Copy every line in the records below that contains the word "training".

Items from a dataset

● ● ● ● ● ● ●

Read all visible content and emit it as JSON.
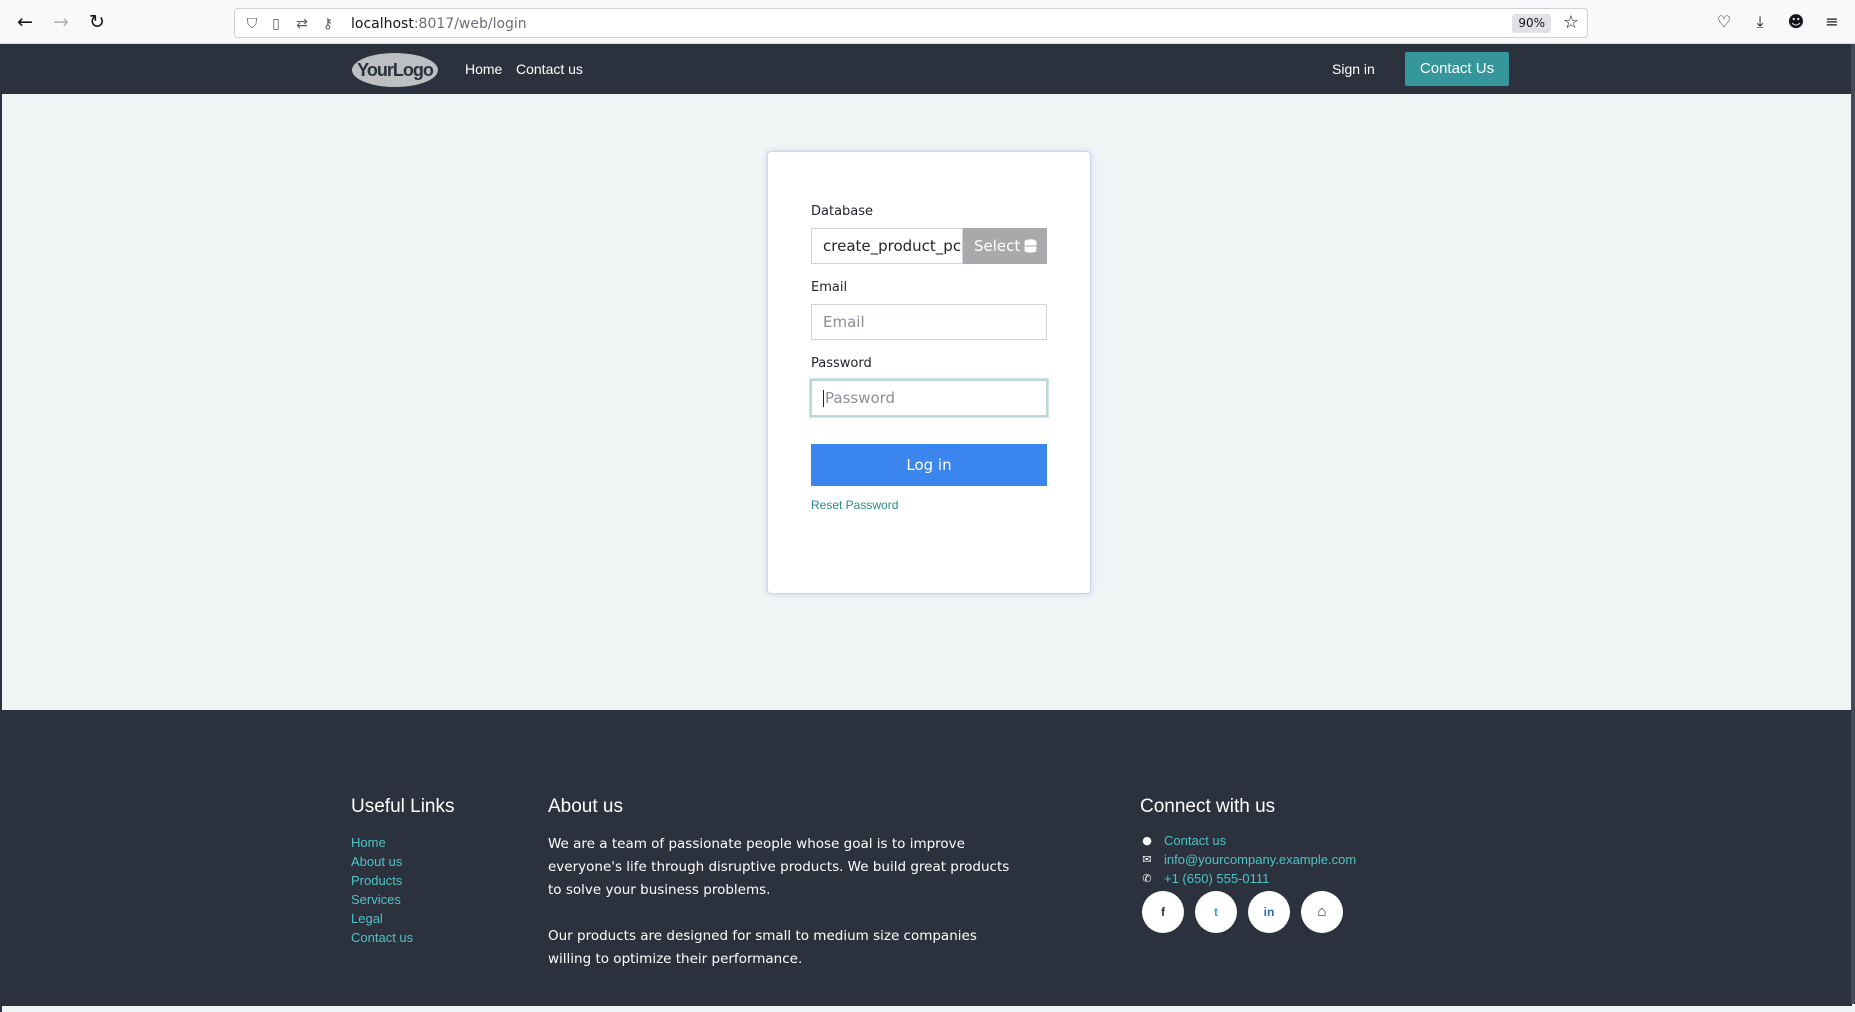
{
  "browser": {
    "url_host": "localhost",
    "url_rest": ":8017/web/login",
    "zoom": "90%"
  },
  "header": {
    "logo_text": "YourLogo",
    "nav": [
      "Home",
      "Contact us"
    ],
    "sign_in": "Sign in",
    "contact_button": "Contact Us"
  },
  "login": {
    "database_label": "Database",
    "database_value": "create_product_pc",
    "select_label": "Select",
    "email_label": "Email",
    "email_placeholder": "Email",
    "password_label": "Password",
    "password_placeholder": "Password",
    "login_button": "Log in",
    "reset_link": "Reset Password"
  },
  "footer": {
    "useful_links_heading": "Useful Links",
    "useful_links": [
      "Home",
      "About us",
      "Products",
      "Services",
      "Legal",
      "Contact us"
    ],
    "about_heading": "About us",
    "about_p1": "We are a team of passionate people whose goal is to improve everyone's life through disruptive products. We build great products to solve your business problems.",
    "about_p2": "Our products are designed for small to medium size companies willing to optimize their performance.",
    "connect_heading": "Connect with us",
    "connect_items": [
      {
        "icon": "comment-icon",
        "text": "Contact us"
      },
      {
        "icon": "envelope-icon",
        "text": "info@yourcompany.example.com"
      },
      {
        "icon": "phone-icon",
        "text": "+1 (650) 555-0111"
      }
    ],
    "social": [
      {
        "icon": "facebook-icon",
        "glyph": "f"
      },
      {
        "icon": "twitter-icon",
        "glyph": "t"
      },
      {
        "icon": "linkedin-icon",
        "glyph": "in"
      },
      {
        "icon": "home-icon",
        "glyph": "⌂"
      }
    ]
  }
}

● ● ● ● ● ● ●

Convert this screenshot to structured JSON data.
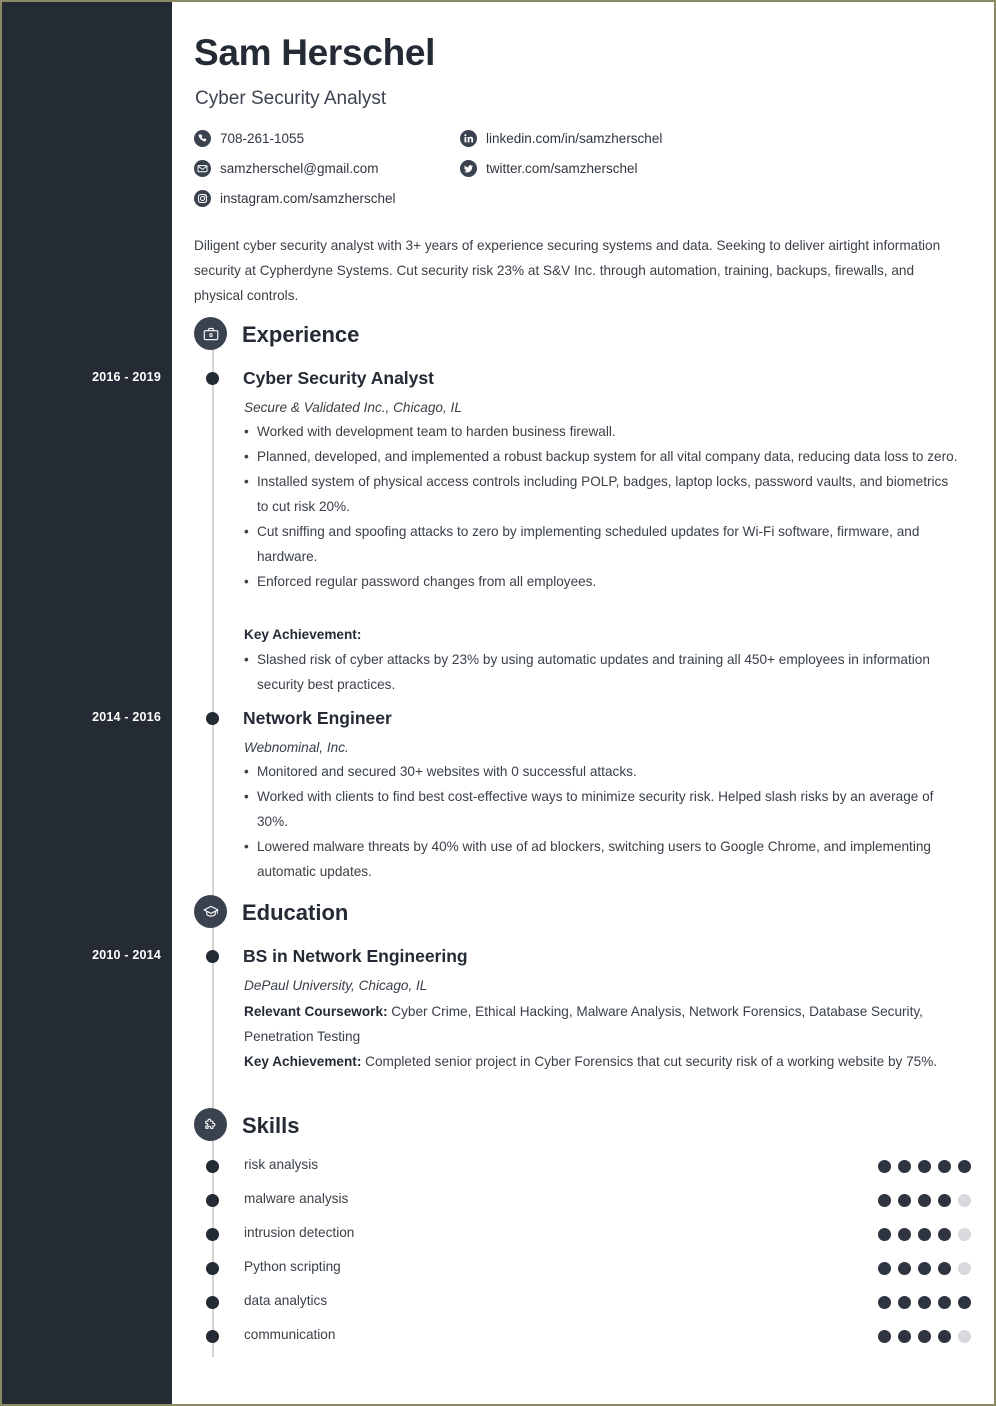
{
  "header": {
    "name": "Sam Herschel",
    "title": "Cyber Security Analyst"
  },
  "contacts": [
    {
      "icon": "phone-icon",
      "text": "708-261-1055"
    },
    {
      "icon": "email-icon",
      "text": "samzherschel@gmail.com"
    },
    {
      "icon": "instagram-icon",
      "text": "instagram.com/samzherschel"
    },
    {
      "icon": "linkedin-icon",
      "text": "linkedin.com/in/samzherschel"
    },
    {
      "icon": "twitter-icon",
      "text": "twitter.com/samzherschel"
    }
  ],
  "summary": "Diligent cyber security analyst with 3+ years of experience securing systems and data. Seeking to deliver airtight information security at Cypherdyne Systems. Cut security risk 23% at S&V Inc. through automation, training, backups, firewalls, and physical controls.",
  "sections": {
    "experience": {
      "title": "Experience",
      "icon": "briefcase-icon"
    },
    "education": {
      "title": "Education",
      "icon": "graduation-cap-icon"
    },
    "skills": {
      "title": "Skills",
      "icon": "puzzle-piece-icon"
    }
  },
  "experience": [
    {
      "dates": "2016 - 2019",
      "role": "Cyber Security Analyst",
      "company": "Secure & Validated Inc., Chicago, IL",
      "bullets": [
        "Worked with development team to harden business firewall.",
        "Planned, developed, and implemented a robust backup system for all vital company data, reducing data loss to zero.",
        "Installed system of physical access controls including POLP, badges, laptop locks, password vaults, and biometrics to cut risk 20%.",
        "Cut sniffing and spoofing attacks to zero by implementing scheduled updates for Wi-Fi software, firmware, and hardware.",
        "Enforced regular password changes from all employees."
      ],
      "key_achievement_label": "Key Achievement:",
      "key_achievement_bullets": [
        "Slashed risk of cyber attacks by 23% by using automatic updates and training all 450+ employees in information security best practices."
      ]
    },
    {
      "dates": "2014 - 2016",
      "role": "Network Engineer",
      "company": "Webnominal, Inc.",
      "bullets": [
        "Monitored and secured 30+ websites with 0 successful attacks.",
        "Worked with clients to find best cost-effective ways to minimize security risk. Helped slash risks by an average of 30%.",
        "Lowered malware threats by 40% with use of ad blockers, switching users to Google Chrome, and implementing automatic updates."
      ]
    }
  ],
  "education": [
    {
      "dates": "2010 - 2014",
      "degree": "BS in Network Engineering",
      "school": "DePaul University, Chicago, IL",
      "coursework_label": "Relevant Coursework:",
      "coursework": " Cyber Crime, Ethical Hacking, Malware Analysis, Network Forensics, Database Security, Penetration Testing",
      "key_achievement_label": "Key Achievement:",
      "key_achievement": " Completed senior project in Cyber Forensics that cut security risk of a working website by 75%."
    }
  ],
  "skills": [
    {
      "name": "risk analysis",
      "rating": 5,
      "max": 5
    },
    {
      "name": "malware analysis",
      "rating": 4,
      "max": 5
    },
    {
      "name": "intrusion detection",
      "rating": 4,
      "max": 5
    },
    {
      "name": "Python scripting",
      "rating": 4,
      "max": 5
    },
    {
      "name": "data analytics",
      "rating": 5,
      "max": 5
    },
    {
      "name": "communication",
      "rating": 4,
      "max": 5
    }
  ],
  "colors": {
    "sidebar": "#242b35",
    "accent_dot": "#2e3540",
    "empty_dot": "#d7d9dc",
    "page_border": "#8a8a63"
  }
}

● ● ● ● ● ● ●

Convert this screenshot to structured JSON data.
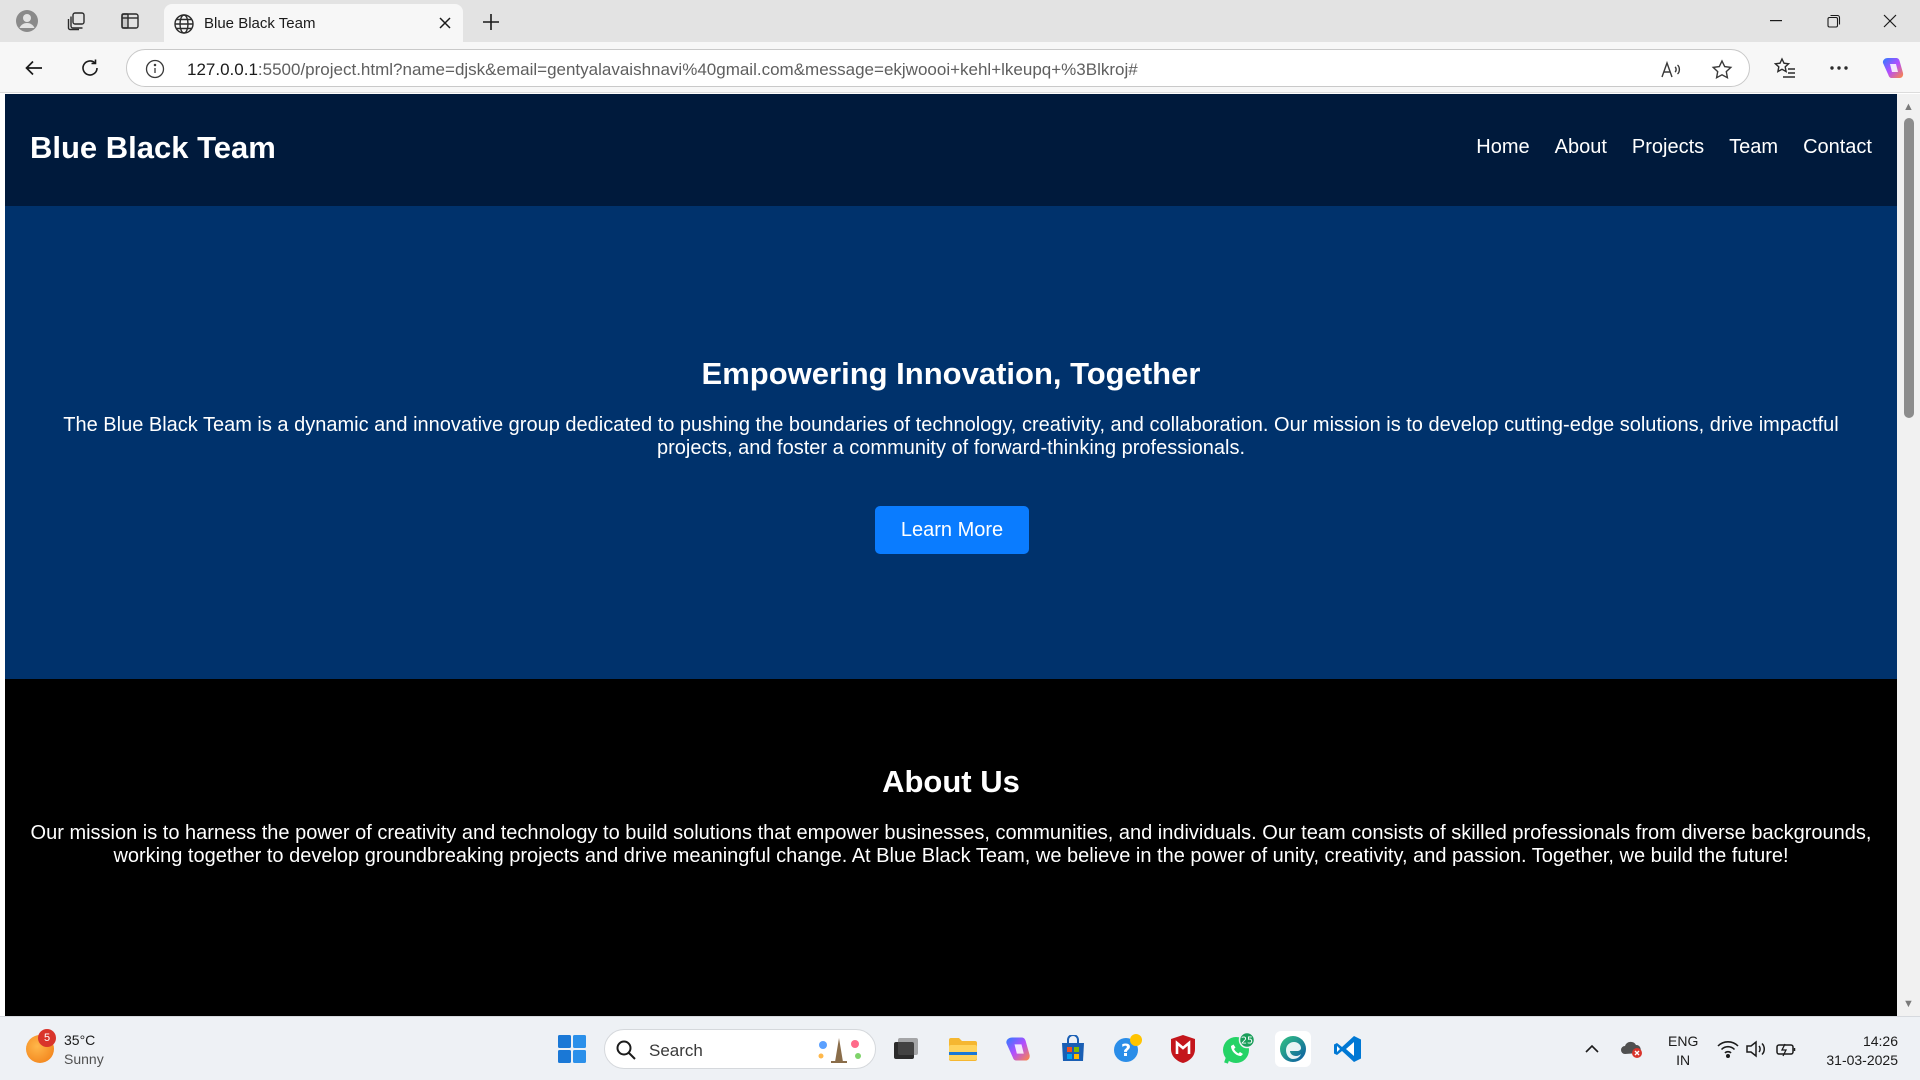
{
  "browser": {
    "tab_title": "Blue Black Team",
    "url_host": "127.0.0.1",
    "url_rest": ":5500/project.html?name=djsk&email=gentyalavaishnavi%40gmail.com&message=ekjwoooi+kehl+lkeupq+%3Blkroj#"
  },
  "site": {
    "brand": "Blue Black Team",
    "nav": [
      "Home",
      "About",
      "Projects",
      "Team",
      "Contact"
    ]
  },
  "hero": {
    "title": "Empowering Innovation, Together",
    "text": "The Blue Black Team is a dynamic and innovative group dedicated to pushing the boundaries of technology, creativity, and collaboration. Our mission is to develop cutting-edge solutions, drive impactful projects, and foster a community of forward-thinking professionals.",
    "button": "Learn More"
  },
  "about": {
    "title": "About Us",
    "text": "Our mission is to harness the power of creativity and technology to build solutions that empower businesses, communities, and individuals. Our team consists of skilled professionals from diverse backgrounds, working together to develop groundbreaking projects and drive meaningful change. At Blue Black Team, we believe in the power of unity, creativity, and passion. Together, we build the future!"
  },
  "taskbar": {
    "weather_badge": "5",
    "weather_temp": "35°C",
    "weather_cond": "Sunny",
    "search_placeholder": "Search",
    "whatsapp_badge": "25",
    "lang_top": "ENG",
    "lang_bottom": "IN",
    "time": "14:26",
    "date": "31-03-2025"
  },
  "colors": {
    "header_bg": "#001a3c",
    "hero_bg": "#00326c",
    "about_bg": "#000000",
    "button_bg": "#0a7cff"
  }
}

● ● ● ● ● ● ●

§ **Reply**:
  "summary": "Diligent cyber security analyst with 3+ years of experience securing systems and data. Seeking to deliver airtight information security at Cypherdyne Systems. Cut security risk 23% at S&V Inc. through automation, training, backups, firewalls, and physical controls.",
        "Slashed risk of cyber attacks by 23% by using automatic updates and training all 450+ employees in information security best practices."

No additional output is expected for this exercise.